[SELECTED EXCERPT]
Research at UWE Bristol has transformed public awareness of Bristol's history and the impact of the Atlantic Slave trade in Britain, particularly in relation to the built environment, the evolution of racial attitudes and the continuing legacy of slavery. It raised consciousness about the connection between existing stately homes, public buildings and monuments and slavery generated wealth in Bristol, London and throughout Britain. It has stimulated and informed reinterpretations of English heritage and National trust properties and has been utilised in national website projects. Its findings also made explicit the link between Bristol's social and cultural institutions and slavery-generated wealth.

This research has also benefited the wider public by enabling the production of historically well informed teaching and tourist resources for Bristol. It has generated new museum exhibitions and informed the acquisitions policies of libraries and archives. It informed the content and interpretation, and acquisitions policies, of both national and local museum and stimulated the generation of websites, popular plays, artwork and literature.

Underpinning research

Lead Academic: Dr Madge Dresser. When this research was undertaken she was a Principal Lecturer, Reader and then Associate Professor.

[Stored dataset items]
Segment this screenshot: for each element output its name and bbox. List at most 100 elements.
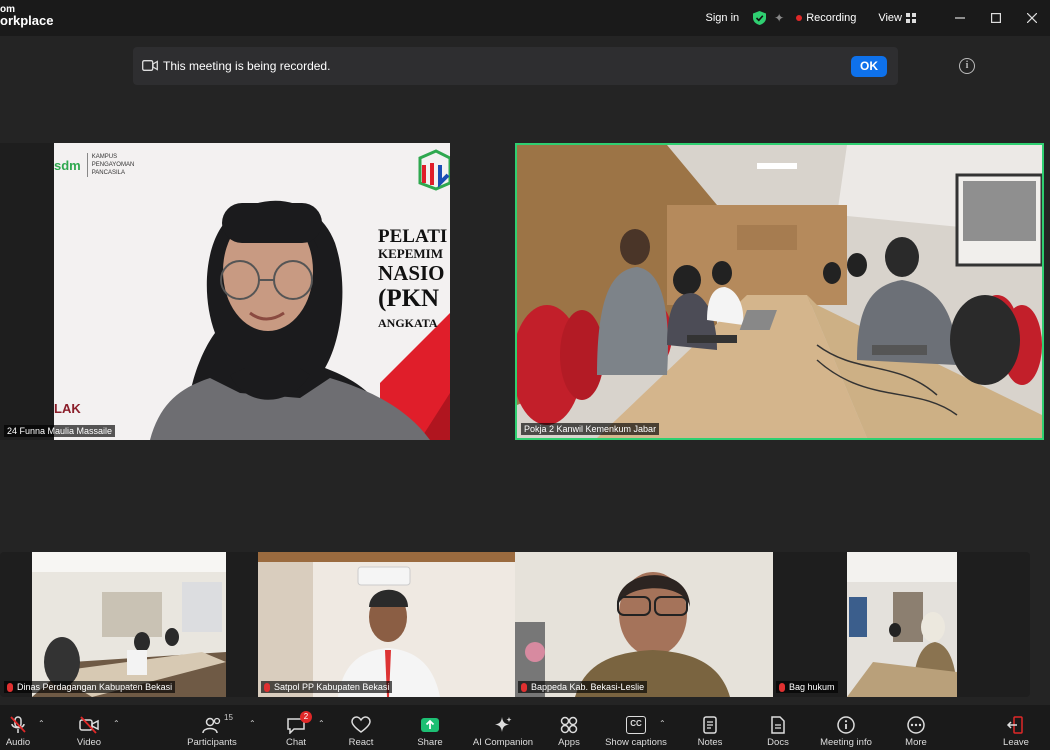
muted-mic-icon bbox=[779, 682, 785, 692]
close-button[interactable] bbox=[1014, 0, 1050, 36]
audio-options-caret[interactable]: ⌃ bbox=[38, 719, 45, 728]
participants-icon bbox=[202, 717, 221, 734]
slide-logo-text: sdm bbox=[54, 157, 81, 173]
slide-header: sdm KAMPUS PENGAYOMAN PANCASILA bbox=[54, 153, 134, 177]
participant-name: Dinas Perdagangan Kabupaten Bekasi bbox=[17, 682, 173, 692]
participant-name: Bappeda Kab. Bekasi-Leslie bbox=[531, 682, 645, 692]
ok-button[interactable]: OK bbox=[851, 56, 887, 77]
participant-name: Bag hukum bbox=[789, 682, 835, 692]
participant-video bbox=[515, 552, 773, 697]
apps-label: Apps bbox=[558, 737, 580, 748]
participant-video bbox=[847, 552, 957, 697]
audio-label: Audio bbox=[5, 737, 31, 748]
participant-name: Satpol PP Kabupaten Bekasi bbox=[274, 682, 390, 692]
cc-text: CC bbox=[630, 719, 642, 728]
ai-sparkle-icon[interactable]: ✦ bbox=[774, 11, 784, 25]
ai-sparkle-icon bbox=[495, 717, 512, 732]
docs-button[interactable]: Docs bbox=[743, 705, 813, 750]
meeting-info-label: Meeting info bbox=[820, 737, 872, 748]
leave-button[interactable]: Leave bbox=[981, 705, 1050, 750]
info-icon[interactable]: i bbox=[959, 58, 975, 74]
meeting-info-button[interactable]: Meeting info bbox=[811, 705, 881, 750]
participant-video bbox=[32, 552, 226, 697]
slide-title-line5: ANGKATA bbox=[378, 316, 438, 330]
participant-name-tag: Bappeda Kab. Bekasi-Leslie bbox=[518, 681, 648, 693]
slide-title-line2: KEPEMIM bbox=[378, 246, 443, 261]
minimize-button[interactable] bbox=[942, 0, 978, 36]
closed-captions-icon: CC bbox=[626, 716, 646, 734]
recording-dot-icon bbox=[796, 15, 803, 21]
apps-button[interactable]: Apps bbox=[534, 705, 604, 750]
participant-video bbox=[258, 552, 515, 697]
muted-mic-icon bbox=[521, 682, 527, 692]
participant-name-tag: Satpol PP Kabupaten Bekasi bbox=[261, 681, 393, 693]
participant-name-tag: Bag hukum bbox=[776, 681, 838, 693]
ai-companion-button[interactable]: AI Companion bbox=[468, 705, 538, 750]
title-bar: om orkplace Sign in ✦ Recording View bbox=[0, 0, 1050, 36]
video-tile-participant[interactable] bbox=[258, 552, 515, 697]
slide-header-line2: PENGAYOMAN bbox=[91, 162, 135, 168]
chat-unread-badge: 2 bbox=[300, 711, 312, 723]
participants-button[interactable]: 15 Participants bbox=[177, 705, 247, 750]
leave-icon bbox=[1006, 716, 1023, 734]
notes-label: Notes bbox=[697, 737, 723, 748]
participant-name-tag: Dinas Perdagangan Kabupaten Bekasi bbox=[4, 681, 176, 693]
view-button[interactable]: View bbox=[878, 12, 902, 24]
microphone-muted-icon bbox=[10, 716, 26, 733]
video-tile-active-speaker[interactable]: Pokja 2 Kanwil Kemenkum Jabar bbox=[515, 143, 1044, 440]
more-options-icon bbox=[907, 716, 925, 734]
leave-label: Leave bbox=[1003, 737, 1029, 748]
slide-header-line1: KAMPUS bbox=[91, 154, 118, 160]
app-logo: om orkplace bbox=[0, 4, 53, 27]
video-label: Video bbox=[76, 737, 102, 748]
apps-icon bbox=[560, 716, 578, 734]
slide-corner-text: LAK bbox=[54, 401, 81, 416]
share-label: Share bbox=[417, 737, 443, 748]
slide-title-line4: (PKN bbox=[378, 285, 440, 312]
recording-notice-banner: This meeting is being recorded. i OK bbox=[133, 47, 975, 85]
video-tile-participant[interactable] bbox=[515, 552, 773, 697]
meeting-toolbar: Audio ⌃ Video ⌃ 15 Participants ⌃ 2 Chat… bbox=[0, 705, 1050, 750]
react-button[interactable]: React bbox=[326, 705, 396, 750]
info-icon bbox=[837, 716, 855, 734]
video-options-caret[interactable]: ⌃ bbox=[113, 719, 120, 728]
participant-name: 24 Funna Maulia Massaile bbox=[7, 426, 113, 436]
maximize-button[interactable] bbox=[978, 0, 1014, 36]
close-icon bbox=[1027, 13, 1037, 23]
video-off-icon bbox=[79, 716, 99, 734]
slide-header-line3: PANCASILA bbox=[91, 170, 125, 176]
participant-name-tag: Pokja 2 Kanwil Kemenkum Jabar bbox=[521, 423, 660, 435]
notes-icon bbox=[703, 716, 717, 734]
chat-options-caret[interactable]: ⌃ bbox=[318, 719, 325, 728]
minimize-icon bbox=[955, 17, 965, 19]
video-tile-presenter[interactable]: sdm KAMPUS PENGAYOMAN PANCASILA PELATI K… bbox=[0, 143, 450, 440]
share-screen-icon bbox=[421, 718, 439, 732]
slide-title-line1: PELATI bbox=[378, 226, 448, 247]
shield-check-icon[interactable] bbox=[753, 11, 767, 25]
video-tile-participant[interactable] bbox=[32, 552, 226, 697]
slide-title: PELATI KEPEMIM NASIO (PKN ANGKATA bbox=[378, 227, 447, 333]
muted-mic-icon bbox=[264, 682, 270, 692]
sign-in-link[interactable]: Sign in bbox=[706, 12, 740, 24]
heart-icon bbox=[351, 716, 371, 733]
participants-count: 15 bbox=[224, 713, 233, 722]
audio-button[interactable]: Audio bbox=[0, 705, 53, 750]
participant-strip bbox=[0, 552, 1030, 697]
video-camera-icon bbox=[142, 60, 158, 71]
share-button[interactable]: Share bbox=[395, 705, 465, 750]
document-icon bbox=[771, 716, 785, 734]
video-tile-participant[interactable] bbox=[773, 552, 957, 697]
captions-options-caret[interactable]: ⌃ bbox=[659, 719, 666, 728]
participants-options-caret[interactable]: ⌃ bbox=[249, 719, 256, 728]
participants-label: Participants bbox=[187, 737, 237, 748]
slide-title-line3: NASIO bbox=[378, 261, 445, 285]
participant-name: Pokja 2 Kanwil Kemenkum Jabar bbox=[524, 424, 657, 434]
notes-button[interactable]: Notes bbox=[675, 705, 745, 750]
recording-notice-text: This meeting is being recorded. bbox=[163, 59, 331, 73]
more-button[interactable]: More bbox=[881, 705, 951, 750]
recording-label[interactable]: Recording bbox=[806, 12, 856, 24]
grid-view-icon[interactable] bbox=[906, 13, 916, 23]
maximize-icon bbox=[991, 13, 1001, 23]
muted-mic-icon bbox=[7, 682, 13, 692]
meeting-room-video bbox=[517, 145, 1042, 438]
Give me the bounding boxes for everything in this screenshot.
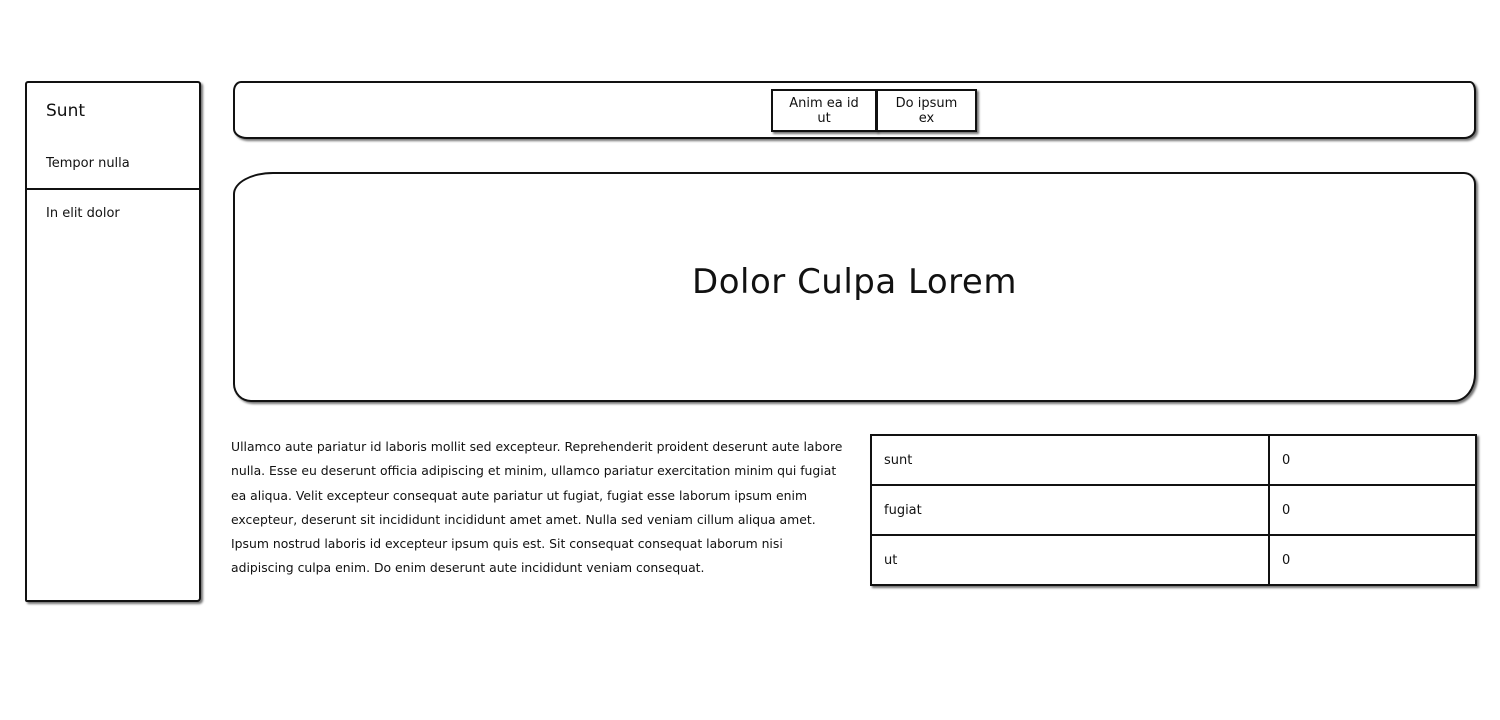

[TASKS TO COMPLETE]
1. Do these statements agree with the passage on UWE Bristol's slavery research? Answer yes or no for each and quote the deciding words: (a) The research informed the acquisitions policies of libraries and archives. (b) The research has been used in national website projects. (c) Dr Madge Dresser held the title of Professor when the research was undertaken.
2. Quote the passage on UWE Bristol's slavery research starting at "Research at UWE" and ending at "and slavery-generated wealth.".

[EXPECTED RESULTS]
1.
(a) Yes: "It has generated new museum exhibitions and informed the acquisitions policies of libraries and archives."
(b) Yes: "has been utilised in national website projects"
(c) No: "When this research was undertaken she was a Principal Lecturer, Reader and then Associate Professor."

2.
Research at UWE Bristol has transformed public awareness of Bristol's history and the impact of the Atlantic Slave trade in Britain, particularly in relation to the built environment, the evolution of racial attitudes and the continuing legacy of slavery. It raised consciousness about the connection between existing stately homes, public buildings and monuments and slavery generated wealth in Bristol, London and throughout Britain. It has stimulated and informed reinterpretations of English heritage and National trust properties and has been utilised in national website projects. Its findings also made explicit the link between Bristol's social and cultural institutions and slavery-generated wealth.